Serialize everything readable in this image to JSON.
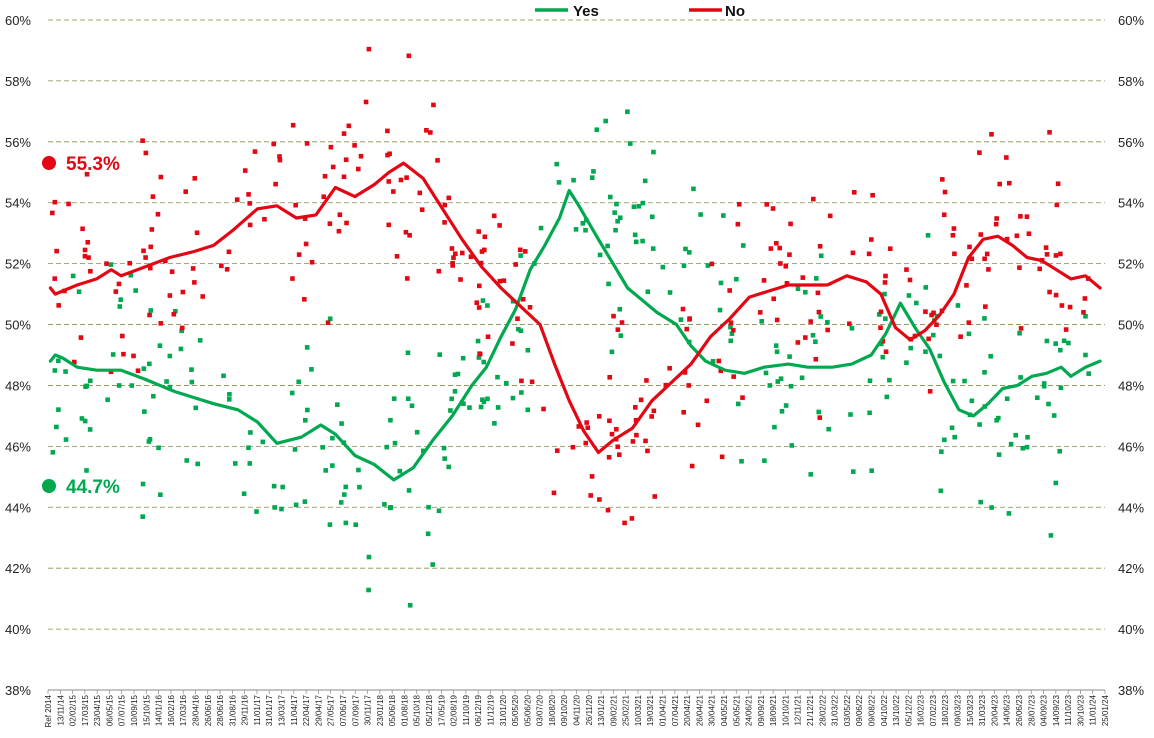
{
  "chart_data": {
    "type": "scatter",
    "title": "",
    "xlabel": "",
    "ylabel": "",
    "ylim": [
      38,
      60
    ],
    "y_ticks": [
      "38%",
      "40%",
      "42%",
      "44%",
      "46%",
      "48%",
      "50%",
      "52%",
      "54%",
      "56%",
      "58%",
      "60%"
    ],
    "grid": "horizontal dashed",
    "legend_position": "top-center",
    "x_labels": [
      "Ref 2014",
      "13/11/14",
      "02/02/15",
      "17/03/15",
      "23/04/15",
      "06/05/15",
      "07/07/15",
      "10/09/15",
      "15/10/15",
      "14/01/16",
      "16/02/16",
      "17/03/16",
      "28/04/16",
      "26/06/16",
      "28/06/16",
      "31/08/16",
      "29/11/16",
      "11/01/17",
      "31/01/17",
      "13/03/17",
      "11/04/17",
      "22/04/17",
      "29/04/17",
      "27/05/17",
      "07/06/17",
      "07/09/17",
      "30/11/17",
      "23/01/18",
      "05/06/18",
      "01/08/18",
      "05/10/18",
      "05/12/18",
      "17/05/19",
      "02/08/19",
      "11/10/19",
      "06/12/19",
      "11/12/19",
      "31/01/20",
      "05/05/20",
      "05/06/20",
      "03/07/20",
      "18/08/20",
      "09/10/20",
      "04/11/20",
      "26/11/20",
      "13/01/21",
      "09/02/21",
      "25/02/21",
      "10/03/21",
      "19/03/21",
      "01/04/21",
      "07/04/21",
      "20/04/21",
      "26/04/21",
      "30/04/21",
      "04/05/21",
      "05/05/21",
      "24/06/21",
      "09/09/21",
      "18/09/21",
      "10/10/21",
      "12/11/21",
      "21/12/21",
      "28/02/22",
      "31/03/22",
      "03/05/22",
      "09/06/22",
      "09/08/22",
      "04/10/22",
      "13/10/22",
      "05/12/22",
      "16/02/23",
      "07/02/23",
      "18/02/23",
      "09/03/23",
      "15/03/23",
      "31/03/23",
      "20/04/23",
      "14/06/23",
      "26/06/23",
      "28/07/23",
      "04/09/23",
      "14/09/23",
      "11/10/23",
      "30/10/23",
      "11/01/24",
      "25/01/24"
    ],
    "series": [
      {
        "name": "Yes",
        "color": "#00a84f",
        "current_label": "44.7%",
        "current_value": 44.7,
        "trend": [
          [
            0.05,
            48.8
          ],
          [
            0.15,
            49.0
          ],
          [
            0.3,
            48.9
          ],
          [
            0.6,
            48.6
          ],
          [
            1.0,
            48.5
          ],
          [
            1.5,
            48.5
          ],
          [
            2.0,
            48.2
          ],
          [
            2.6,
            47.8
          ],
          [
            3.0,
            47.6
          ],
          [
            3.4,
            47.4
          ],
          [
            3.9,
            47.2
          ],
          [
            4.3,
            46.8
          ],
          [
            4.7,
            46.1
          ],
          [
            5.2,
            46.3
          ],
          [
            5.6,
            46.7
          ],
          [
            5.9,
            46.4
          ],
          [
            6.3,
            45.7
          ],
          [
            6.7,
            45.4
          ],
          [
            7.1,
            44.9
          ],
          [
            7.5,
            45.3
          ],
          [
            7.9,
            46.2
          ],
          [
            8.3,
            47.0
          ],
          [
            8.7,
            48.0
          ],
          [
            9.0,
            48.6
          ],
          [
            9.3,
            49.6
          ],
          [
            9.6,
            50.5
          ],
          [
            9.9,
            51.8
          ],
          [
            10.2,
            52.6
          ],
          [
            10.5,
            53.5
          ],
          [
            10.7,
            54.4
          ],
          [
            10.9,
            53.9
          ],
          [
            11.3,
            52.8
          ],
          [
            11.6,
            52.0
          ],
          [
            11.9,
            51.2
          ],
          [
            12.2,
            50.8
          ],
          [
            12.5,
            50.4
          ],
          [
            12.9,
            50.0
          ],
          [
            13.2,
            49.3
          ],
          [
            13.5,
            48.8
          ],
          [
            13.9,
            48.5
          ],
          [
            14.3,
            48.4
          ],
          [
            14.7,
            48.6
          ],
          [
            15.2,
            48.7
          ],
          [
            15.6,
            48.6
          ],
          [
            16.1,
            48.6
          ],
          [
            16.5,
            48.7
          ],
          [
            16.9,
            49.0
          ],
          [
            17.2,
            49.7
          ],
          [
            17.5,
            50.7
          ],
          [
            17.8,
            49.9
          ],
          [
            18.1,
            49.2
          ],
          [
            18.4,
            48.1
          ],
          [
            18.7,
            47.2
          ],
          [
            19.0,
            47.0
          ],
          [
            19.3,
            47.4
          ],
          [
            19.6,
            47.9
          ],
          [
            19.9,
            48.0
          ],
          [
            20.2,
            48.3
          ],
          [
            20.5,
            48.4
          ],
          [
            20.8,
            48.6
          ],
          [
            21.0,
            48.3
          ],
          [
            21.3,
            48.6
          ],
          [
            21.6,
            48.8
          ]
        ]
      },
      {
        "name": "No",
        "color": "#e30613",
        "current_label": "55.3%",
        "current_value": 55.3,
        "trend": [
          [
            0.05,
            51.2
          ],
          [
            0.15,
            51.0
          ],
          [
            0.3,
            51.1
          ],
          [
            0.6,
            51.3
          ],
          [
            1.0,
            51.5
          ],
          [
            1.3,
            51.8
          ],
          [
            1.5,
            51.6
          ],
          [
            2.0,
            51.9
          ],
          [
            2.5,
            52.2
          ],
          [
            3.0,
            52.4
          ],
          [
            3.4,
            52.6
          ],
          [
            3.8,
            53.1
          ],
          [
            4.3,
            53.8
          ],
          [
            4.7,
            53.9
          ],
          [
            5.1,
            53.5
          ],
          [
            5.5,
            53.6
          ],
          [
            5.9,
            54.5
          ],
          [
            6.3,
            54.2
          ],
          [
            6.7,
            54.6
          ],
          [
            7.0,
            55.0
          ],
          [
            7.3,
            55.3
          ],
          [
            7.7,
            54.8
          ],
          [
            8.1,
            53.8
          ],
          [
            8.5,
            52.8
          ],
          [
            8.9,
            51.9
          ],
          [
            9.3,
            51.2
          ],
          [
            9.7,
            50.6
          ],
          [
            10.1,
            50.0
          ],
          [
            10.4,
            48.7
          ],
          [
            10.7,
            47.5
          ],
          [
            11.0,
            46.5
          ],
          [
            11.3,
            45.8
          ],
          [
            11.6,
            46.2
          ],
          [
            12.0,
            46.6
          ],
          [
            12.4,
            47.5
          ],
          [
            12.8,
            48.1
          ],
          [
            13.2,
            48.7
          ],
          [
            13.6,
            49.6
          ],
          [
            14.0,
            50.2
          ],
          [
            14.4,
            50.9
          ],
          [
            14.8,
            51.1
          ],
          [
            15.2,
            51.3
          ],
          [
            15.6,
            51.3
          ],
          [
            16.0,
            51.3
          ],
          [
            16.4,
            51.6
          ],
          [
            16.8,
            51.4
          ],
          [
            17.1,
            51.0
          ],
          [
            17.4,
            49.9
          ],
          [
            17.7,
            49.5
          ],
          [
            18.0,
            49.8
          ],
          [
            18.3,
            50.3
          ],
          [
            18.6,
            51.0
          ],
          [
            18.9,
            52.2
          ],
          [
            19.2,
            52.8
          ],
          [
            19.5,
            52.9
          ],
          [
            19.8,
            52.6
          ],
          [
            20.1,
            52.2
          ],
          [
            20.4,
            52.1
          ],
          [
            20.7,
            51.8
          ],
          [
            21.0,
            51.5
          ],
          [
            21.3,
            51.6
          ],
          [
            21.6,
            51.2
          ]
        ]
      }
    ]
  }
}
+ + + +
> **Given problem**
Leave the pictures out, and print every line of the listing exactly as written.

> **Exercise answer**
Serialize everything readable in this image to JSON.
{
  "chart_data": {
    "type": "scatter",
    "title": "",
    "xlabel": "",
    "ylabel": "",
    "ylim": [
      38,
      60
    ],
    "y_ticks": [
      "38%",
      "40%",
      "42%",
      "44%",
      "46%",
      "48%",
      "50%",
      "52%",
      "54%",
      "56%",
      "58%",
      "60%"
    ],
    "grid": "horizontal dashed",
    "legend_position": "top-center",
    "x_labels": [
      "Ref 2014",
      "13/11/14",
      "02/02/15",
      "17/03/15",
      "23/04/15",
      "06/05/15",
      "07/07/15",
      "10/09/15",
      "15/10/15",
      "14/01/16",
      "16/02/16",
      "17/03/16",
      "28/04/16",
      "26/06/16",
      "28/06/16",
      "31/08/16",
      "29/11/16",
      "11/01/17",
      "31/01/17",
      "13/03/17",
      "11/04/17",
      "22/04/17",
      "29/04/17",
      "27/05/17",
      "07/06/17",
      "07/09/17",
      "30/11/17",
      "23/01/18",
      "05/06/18",
      "01/08/18",
      "05/10/18",
      "05/12/18",
      "17/05/19",
      "02/08/19",
      "11/10/19",
      "06/12/19",
      "11/12/19",
      "31/01/20",
      "05/05/20",
      "05/06/20",
      "03/07/20",
      "18/08/20",
      "09/10/20",
      "04/11/20",
      "26/11/20",
      "13/01/21",
      "09/02/21",
      "25/02/21",
      "10/03/21",
      "19/03/21",
      "01/04/21",
      "07/04/21",
      "20/04/21",
      "26/04/21",
      "30/04/21",
      "04/05/21",
      "05/05/21",
      "24/06/21",
      "09/09/21",
      "18/09/21",
      "10/10/21",
      "12/11/21",
      "21/12/21",
      "28/02/22",
      "31/03/22",
      "03/05/22",
      "09/06/22",
      "09/08/22",
      "04/10/22",
      "13/10/22",
      "05/12/22",
      "16/02/23",
      "07/02/23",
      "18/02/23",
      "09/03/23",
      "15/03/23",
      "31/03/23",
      "20/04/23",
      "14/06/23",
      "26/06/23",
      "28/07/23",
      "04/09/23",
      "14/09/23",
      "11/10/23",
      "30/10/23",
      "11/01/24",
      "25/01/24"
    ],
    "series": [
      {
        "name": "Yes",
        "color": "#00a84f",
        "current_label": "44.7%",
        "current_value": 44.7,
        "trend": [
          [
            0.05,
            48.8
          ],
          [
            0.15,
            49.0
          ],
          [
            0.3,
            48.9
          ],
          [
            0.6,
            48.6
          ],
          [
            1.0,
            48.5
          ],
          [
            1.5,
            48.5
          ],
          [
            2.0,
            48.2
          ],
          [
            2.6,
            47.8
          ],
          [
            3.0,
            47.6
          ],
          [
            3.4,
            47.4
          ],
          [
            3.9,
            47.2
          ],
          [
            4.3,
            46.8
          ],
          [
            4.7,
            46.1
          ],
          [
            5.2,
            46.3
          ],
          [
            5.6,
            46.7
          ],
          [
            5.9,
            46.4
          ],
          [
            6.3,
            45.7
          ],
          [
            6.7,
            45.4
          ],
          [
            7.1,
            44.9
          ],
          [
            7.5,
            45.3
          ],
          [
            7.9,
            46.2
          ],
          [
            8.3,
            47.0
          ],
          [
            8.7,
            48.0
          ],
          [
            9.0,
            48.6
          ],
          [
            9.3,
            49.6
          ],
          [
            9.6,
            50.5
          ],
          [
            9.9,
            51.8
          ],
          [
            10.2,
            52.6
          ],
          [
            10.5,
            53.5
          ],
          [
            10.7,
            54.4
          ],
          [
            10.9,
            53.9
          ],
          [
            11.3,
            52.8
          ],
          [
            11.6,
            52.0
          ],
          [
            11.9,
            51.2
          ],
          [
            12.2,
            50.8
          ],
          [
            12.5,
            50.4
          ],
          [
            12.9,
            50.0
          ],
          [
            13.2,
            49.3
          ],
          [
            13.5,
            48.8
          ],
          [
            13.9,
            48.5
          ],
          [
            14.3,
            48.4
          ],
          [
            14.7,
            48.6
          ],
          [
            15.2,
            48.7
          ],
          [
            15.6,
            48.6
          ],
          [
            16.1,
            48.6
          ],
          [
            16.5,
            48.7
          ],
          [
            16.9,
            49.0
          ],
          [
            17.2,
            49.7
          ],
          [
            17.5,
            50.7
          ],
          [
            17.8,
            49.9
          ],
          [
            18.1,
            49.2
          ],
          [
            18.4,
            48.1
          ],
          [
            18.7,
            47.2
          ],
          [
            19.0,
            47.0
          ],
          [
            19.3,
            47.4
          ],
          [
            19.6,
            47.9
          ],
          [
            19.9,
            48.0
          ],
          [
            20.2,
            48.3
          ],
          [
            20.5,
            48.4
          ],
          [
            20.8,
            48.6
          ],
          [
            21.0,
            48.3
          ],
          [
            21.3,
            48.6
          ],
          [
            21.6,
            48.8
          ]
        ]
      },
      {
        "name": "No",
        "color": "#e30613",
        "current_label": "55.3%",
        "current_value": 55.3,
        "trend": [
          [
            0.05,
            51.2
          ],
          [
            0.15,
            51.0
          ],
          [
            0.3,
            51.1
          ],
          [
            0.6,
            51.3
          ],
          [
            1.0,
            51.5
          ],
          [
            1.3,
            51.8
          ],
          [
            1.5,
            51.6
          ],
          [
            2.0,
            51.9
          ],
          [
            2.5,
            52.2
          ],
          [
            3.0,
            52.4
          ],
          [
            3.4,
            52.6
          ],
          [
            3.8,
            53.1
          ],
          [
            4.3,
            53.8
          ],
          [
            4.7,
            53.9
          ],
          [
            5.1,
            53.5
          ],
          [
            5.5,
            53.6
          ],
          [
            5.9,
            54.5
          ],
          [
            6.3,
            54.2
          ],
          [
            6.7,
            54.6
          ],
          [
            7.0,
            55.0
          ],
          [
            7.3,
            55.3
          ],
          [
            7.7,
            54.8
          ],
          [
            8.1,
            53.8
          ],
          [
            8.5,
            52.8
          ],
          [
            8.9,
            51.9
          ],
          [
            9.3,
            51.2
          ],
          [
            9.7,
            50.6
          ],
          [
            10.1,
            50.0
          ],
          [
            10.4,
            48.7
          ],
          [
            10.7,
            47.5
          ],
          [
            11.0,
            46.5
          ],
          [
            11.3,
            45.8
          ],
          [
            11.6,
            46.2
          ],
          [
            12.0,
            46.6
          ],
          [
            12.4,
            47.5
          ],
          [
            12.8,
            48.1
          ],
          [
            13.2,
            48.7
          ],
          [
            13.6,
            49.6
          ],
          [
            14.0,
            50.2
          ],
          [
            14.4,
            50.9
          ],
          [
            14.8,
            51.1
          ],
          [
            15.2,
            51.3
          ],
          [
            15.6,
            51.3
          ],
          [
            16.0,
            51.3
          ],
          [
            16.4,
            51.6
          ],
          [
            16.8,
            51.4
          ],
          [
            17.1,
            51.0
          ],
          [
            17.4,
            49.9
          ],
          [
            17.7,
            49.5
          ],
          [
            18.0,
            49.8
          ],
          [
            18.3,
            50.3
          ],
          [
            18.6,
            51.0
          ],
          [
            18.9,
            52.2
          ],
          [
            19.2,
            52.8
          ],
          [
            19.5,
            52.9
          ],
          [
            19.8,
            52.6
          ],
          [
            20.1,
            52.2
          ],
          [
            20.4,
            52.1
          ],
          [
            20.7,
            51.8
          ],
          [
            21.0,
            51.5
          ],
          [
            21.3,
            51.6
          ],
          [
            21.6,
            51.2
          ]
        ]
      }
    ]
  }
}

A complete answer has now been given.